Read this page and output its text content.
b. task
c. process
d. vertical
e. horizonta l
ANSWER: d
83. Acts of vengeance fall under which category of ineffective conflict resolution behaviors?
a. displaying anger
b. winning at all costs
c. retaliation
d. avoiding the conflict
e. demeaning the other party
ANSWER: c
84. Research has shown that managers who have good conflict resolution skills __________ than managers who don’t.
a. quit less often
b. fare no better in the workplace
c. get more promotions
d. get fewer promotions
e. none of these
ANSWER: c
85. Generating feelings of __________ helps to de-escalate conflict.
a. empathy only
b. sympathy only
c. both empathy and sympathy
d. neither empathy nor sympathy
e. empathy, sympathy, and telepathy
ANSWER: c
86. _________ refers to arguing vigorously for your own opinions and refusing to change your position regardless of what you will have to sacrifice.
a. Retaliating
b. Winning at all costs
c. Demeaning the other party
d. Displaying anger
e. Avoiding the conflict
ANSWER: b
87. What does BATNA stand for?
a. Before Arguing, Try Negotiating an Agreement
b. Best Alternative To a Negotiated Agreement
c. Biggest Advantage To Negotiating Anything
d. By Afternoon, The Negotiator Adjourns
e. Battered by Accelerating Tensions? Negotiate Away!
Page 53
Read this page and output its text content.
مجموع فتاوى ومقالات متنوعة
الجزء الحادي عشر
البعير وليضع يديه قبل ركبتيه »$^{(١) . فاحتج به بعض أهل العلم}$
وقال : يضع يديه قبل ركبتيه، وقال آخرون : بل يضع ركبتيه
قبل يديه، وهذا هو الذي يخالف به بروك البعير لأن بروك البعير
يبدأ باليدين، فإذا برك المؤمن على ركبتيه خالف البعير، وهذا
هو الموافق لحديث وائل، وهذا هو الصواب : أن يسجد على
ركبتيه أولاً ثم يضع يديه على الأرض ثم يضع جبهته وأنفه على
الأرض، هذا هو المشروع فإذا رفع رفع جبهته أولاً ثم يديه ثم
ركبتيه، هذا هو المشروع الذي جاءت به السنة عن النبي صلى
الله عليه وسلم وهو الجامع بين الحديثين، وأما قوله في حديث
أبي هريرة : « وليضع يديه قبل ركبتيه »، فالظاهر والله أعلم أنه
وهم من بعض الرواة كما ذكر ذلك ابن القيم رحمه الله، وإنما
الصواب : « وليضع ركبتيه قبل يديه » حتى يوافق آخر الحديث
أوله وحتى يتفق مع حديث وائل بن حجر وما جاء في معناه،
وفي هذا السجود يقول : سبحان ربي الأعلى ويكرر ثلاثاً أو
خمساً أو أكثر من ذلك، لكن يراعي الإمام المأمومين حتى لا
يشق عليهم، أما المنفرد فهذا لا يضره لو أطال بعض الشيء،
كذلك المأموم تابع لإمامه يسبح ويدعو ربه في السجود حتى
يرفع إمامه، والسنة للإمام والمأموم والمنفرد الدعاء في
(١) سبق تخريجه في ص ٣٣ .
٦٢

__________

WHAT IS NEEDED:
Find the string "Negotiating" in the records, then copy each line where it occurs.

TASK RESPONSE:
a. Before Arguing, Try Negotiating an Agreement
c. Biggest Advantage To Negotiating Anything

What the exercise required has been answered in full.